Exercise prompt: Format every line of the entries below as a JSON list of strings, one string per line, omitting blank lines.

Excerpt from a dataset
• • • •

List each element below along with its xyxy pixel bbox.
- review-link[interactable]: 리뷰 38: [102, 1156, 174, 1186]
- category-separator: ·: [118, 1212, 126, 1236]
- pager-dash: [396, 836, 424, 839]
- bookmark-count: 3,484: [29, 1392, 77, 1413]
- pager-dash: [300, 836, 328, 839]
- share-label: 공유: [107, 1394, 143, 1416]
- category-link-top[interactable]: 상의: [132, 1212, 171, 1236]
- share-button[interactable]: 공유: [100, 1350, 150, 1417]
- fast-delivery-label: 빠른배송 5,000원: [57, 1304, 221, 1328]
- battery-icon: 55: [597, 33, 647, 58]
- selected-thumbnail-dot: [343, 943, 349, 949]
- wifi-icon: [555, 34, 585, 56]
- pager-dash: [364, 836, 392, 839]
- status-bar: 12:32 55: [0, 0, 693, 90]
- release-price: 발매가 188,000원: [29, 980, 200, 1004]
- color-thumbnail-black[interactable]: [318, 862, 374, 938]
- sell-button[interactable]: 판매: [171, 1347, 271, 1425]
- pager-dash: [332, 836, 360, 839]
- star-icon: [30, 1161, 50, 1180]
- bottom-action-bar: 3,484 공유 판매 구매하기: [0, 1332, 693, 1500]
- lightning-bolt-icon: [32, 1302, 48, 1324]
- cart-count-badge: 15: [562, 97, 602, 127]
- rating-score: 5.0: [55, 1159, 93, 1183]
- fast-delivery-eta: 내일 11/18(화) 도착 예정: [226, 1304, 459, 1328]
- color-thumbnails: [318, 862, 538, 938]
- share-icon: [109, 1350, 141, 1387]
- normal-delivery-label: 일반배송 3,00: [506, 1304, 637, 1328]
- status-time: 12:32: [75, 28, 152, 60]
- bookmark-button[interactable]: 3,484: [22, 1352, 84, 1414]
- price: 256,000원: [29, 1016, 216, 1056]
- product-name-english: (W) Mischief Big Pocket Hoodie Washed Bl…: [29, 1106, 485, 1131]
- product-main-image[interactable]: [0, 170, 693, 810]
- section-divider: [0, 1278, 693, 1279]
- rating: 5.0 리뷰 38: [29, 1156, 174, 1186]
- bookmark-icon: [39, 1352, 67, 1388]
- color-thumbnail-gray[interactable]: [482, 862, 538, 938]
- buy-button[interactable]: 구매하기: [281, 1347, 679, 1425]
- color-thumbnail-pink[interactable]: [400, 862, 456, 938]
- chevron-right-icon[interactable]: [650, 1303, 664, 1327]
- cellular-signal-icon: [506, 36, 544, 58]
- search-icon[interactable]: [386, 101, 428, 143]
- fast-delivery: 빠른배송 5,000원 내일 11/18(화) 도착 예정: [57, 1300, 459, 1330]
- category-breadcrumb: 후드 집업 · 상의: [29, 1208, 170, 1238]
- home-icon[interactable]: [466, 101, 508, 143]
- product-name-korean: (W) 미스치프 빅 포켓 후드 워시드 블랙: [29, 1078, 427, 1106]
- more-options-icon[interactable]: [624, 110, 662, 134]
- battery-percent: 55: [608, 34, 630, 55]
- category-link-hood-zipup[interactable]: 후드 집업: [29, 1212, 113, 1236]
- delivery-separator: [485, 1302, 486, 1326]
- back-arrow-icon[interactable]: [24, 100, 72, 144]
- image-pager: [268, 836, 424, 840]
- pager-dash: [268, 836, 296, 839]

• • • •

Complete output:
[
  "List each element below along with its xyxy pixel bbox.",
  "- review-link[interactable]: 리뷰 38: [102, 1156, 174, 1186]",
  "- category-separator: ·: [118, 1212, 126, 1236]",
  "- pager-dash: [396, 836, 424, 839]",
  "- bookmark-count: 3,484: [29, 1392, 77, 1413]",
  "- pager-dash: [300, 836, 328, 839]",
  "- share-label: 공유: [107, 1394, 143, 1416]",
  "- category-link-top[interactable]: 상의: [132, 1212, 171, 1236]",
  "- share-button[interactable]: 공유: [100, 1350, 150, 1417]",
  "- fast-delivery-label: 빠른배송 5,000원: [57, 1304, 221, 1328]",
  "- battery-icon: 55: [597, 33, 647, 58]",
  "- selected-thumbnail-dot: [343, 943, 349, 949]",
  "- wifi-icon: [555, 34, 585, 56]",
  "- pager-dash: [364, 836, 392, 839]",
  "- status-bar: 12:32 55: [0, 0, 693, 90]",
  "- release-price: 발매가 188,000원: [29, 980, 200, 1004]",
  "- color-thumbnail-black[interactable]: [318, 862, 374, 938]",
  "- sell-button[interactable]: 판매: [171, 1347, 271, 1425]",
  "- pager-dash: [332, 836, 360, 839]",
  "- star-icon: [30, 1161, 50, 1180]",
  "- bottom-action-bar: 3,484 공유 판매 구매하기: [0, 1332, 693, 1500]",
  "- lightning-bolt-icon: [32, 1302, 48, 1324]",
  "- cart-count-badge: 15: [562, 97, 602, 127]",
  "- rating-score: 5.0: [55, 1159, 93, 1183]",
  "- fast-delivery-eta: 내일 11/18(화) 도착 예정: [226, 1304, 459, 1328]",
  "- color-thumbnails: [318, 862, 538, 938]",
  "- share-icon: [109, 1350, 141, 1387]",
  "- normal-delivery-label: 일반배송 3,00: [506, 1304, 637, 1328]",
  "- status-time: 12:32: [75, 28, 152, 60]",
  "- bookmark-button[interactable]: 3,484: [22, 1352, 84, 1414]",
  "- price: 256,000원: [29, 1016, 216, 1056]",
  "- product-name-english: (W) Mischief Big Pocket Hoodie Washed Bl…: [29, 1106, 485, 1131]",
  "- product-main-image[interactable]: [0, 170, 693, 810]",
  "- section-divider: [0, 1278, 693, 1279]",
  "- rating: 5.0 리뷰 38: [29, 1156, 174, 1186]",
  "- bookmark-icon: [39, 1352, 67, 1388]",
  "- color-thumbnail-gray[interactable]: [482, 862, 538, 938]",
  "- buy-button[interactable]: 구매하기: [281, 1347, 679, 1425]",
  "- color-thumbnail-pink[interactable]: [400, 862, 456, 938]",
  "- chevron-right-icon[interactable]: [650, 1303, 664, 1327]",
  "- cellular-signal-icon: [506, 36, 544, 58]",
  "- search-icon[interactable]: [386, 101, 428, 143]",
  "- fast-delivery: 빠른배송 5,000원 내일 11/18(화) 도착 예정: [57, 1300, 459, 1330]",
  "- category-breadcrumb: 후드 집업 · 상의: [29, 1208, 170, 1238]",
  "- home-icon[interactable]: [466, 101, 508, 143]",
  "- product-name-korean: (W) 미스치프 빅 포켓 후드 워시드 블랙: [29, 1078, 427, 1106]",
  "- more-options-icon[interactable]: [624, 110, 662, 134]",
  "- battery-percent: 55: [608, 34, 630, 55]",
  "- category-link-hood-zipup[interactable]: 후드 집업: [29, 1212, 113, 1236]",
  "- delivery-separator: [485, 1302, 486, 1326]",
  "- back-arrow-icon[interactable]: [24, 100, 72, 144]",
  "- image-pager: [268, 836, 424, 840]",
  "- pager-dash: [268, 836, 296, 839]"
]